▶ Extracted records
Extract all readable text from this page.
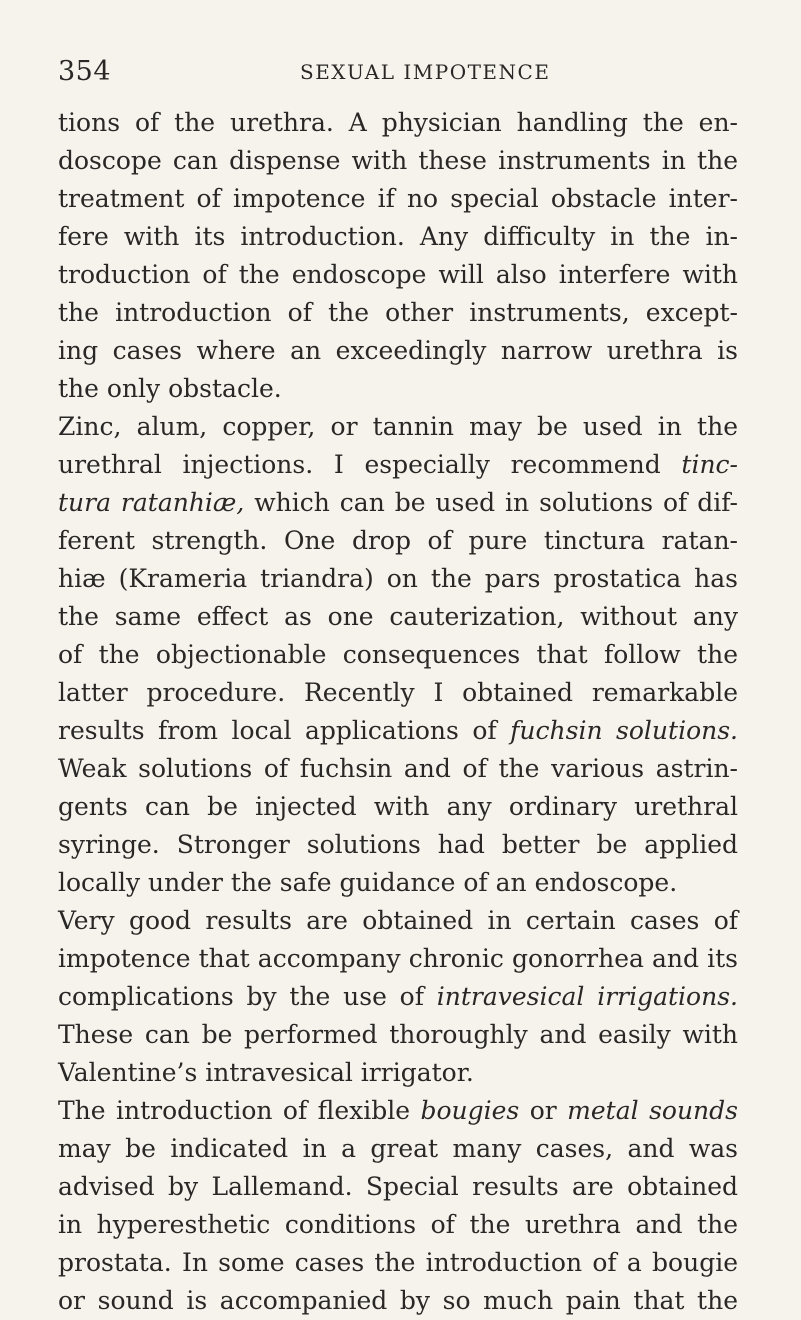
354	SEXUAL IMPOTENCE
tions of the urethra. A physician handling the en-
doscope can dispense with these instruments in the
treatment of impotence if no special obstacle inter-
fere with its introduction. Any difficulty in the in-
troduction of the endoscope will also interfere with
the introduction of the other instruments, except-
ing cases where an exceedingly narrow urethra is
the only obstacle.
Zinc, alum, copper, or tannin may be used in the
urethral injections. I especially recommend tinc-
tura ratanhiæ, which can be used in solutions of dif-
ferent strength. One drop of pure tinctura ratan-
hiæ (Krameria triandra) on the pars prostatica has
the same effect as one cauterization, without any
of the objectionable consequences that follow the
latter procedure. Recently I obtained remarkable
results from local applications of fuchsin solutions.
Weak solutions of fuchsin and of the various astrin-
gents can be injected with any ordinary urethral
syringe. Stronger solutions had better be applied
locally under the safe guidance of an endoscope.
Very good results are obtained in certain cases of
impotence that accompany chronic gonorrhea and its
complications by the use of intravesical irrigations.
These can be performed thoroughly and easily with
Valentine’s intravesical irrigator.
The introduction of flexible bougies or metal sounds
may be indicated in a great many cases, and was
advised by Lallemand. Special results are obtained
in hyperesthetic conditions of the urethra and the
prostata. In some cases the introduction of a bougie
or sound is accompanied by so much pain that the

▶ DIRECTIONS FOR THIS TASK
Reproduce the whole listing above word for word, but not its pictures.

▶ CORRECT ANSWER
Extract all readable text from this page.
354	SEXUAL IMPOTENCE
tions of the urethra. A physician handling the en-
doscope can dispense with these instruments in the
treatment of impotence if no special obstacle inter-
fere with its introduction. Any difficulty in the in-
troduction of the endoscope will also interfere with
the introduction of the other instruments, except-
ing cases where an exceedingly narrow urethra is
the only obstacle.
Zinc, alum, copper, or tannin may be used in the
urethral injections. I especially recommend tinc-
tura ratanhiæ, which can be used in solutions of dif-
ferent strength. One drop of pure tinctura ratan-
hiæ (Krameria triandra) on the pars prostatica has
the same effect as one cauterization, without any
of the objectionable consequences that follow the
latter procedure. Recently I obtained remarkable
results from local applications of fuchsin solutions.
Weak solutions of fuchsin and of the various astrin-
gents can be injected with any ordinary urethral
syringe. Stronger solutions had better be applied
locally under the safe guidance of an endoscope.
Very good results are obtained in certain cases of
impotence that accompany chronic gonorrhea and its
complications by the use of intravesical irrigations.
These can be performed thoroughly and easily with
Valentine’s intravesical irrigator.
The introduction of flexible bougies or metal sounds
may be indicated in a great many cases, and was
advised by Lallemand. Special results are obtained
in hyperesthetic conditions of the urethra and the
prostata. In some cases the introduction of a bougie
or sound is accompanied by so much pain that the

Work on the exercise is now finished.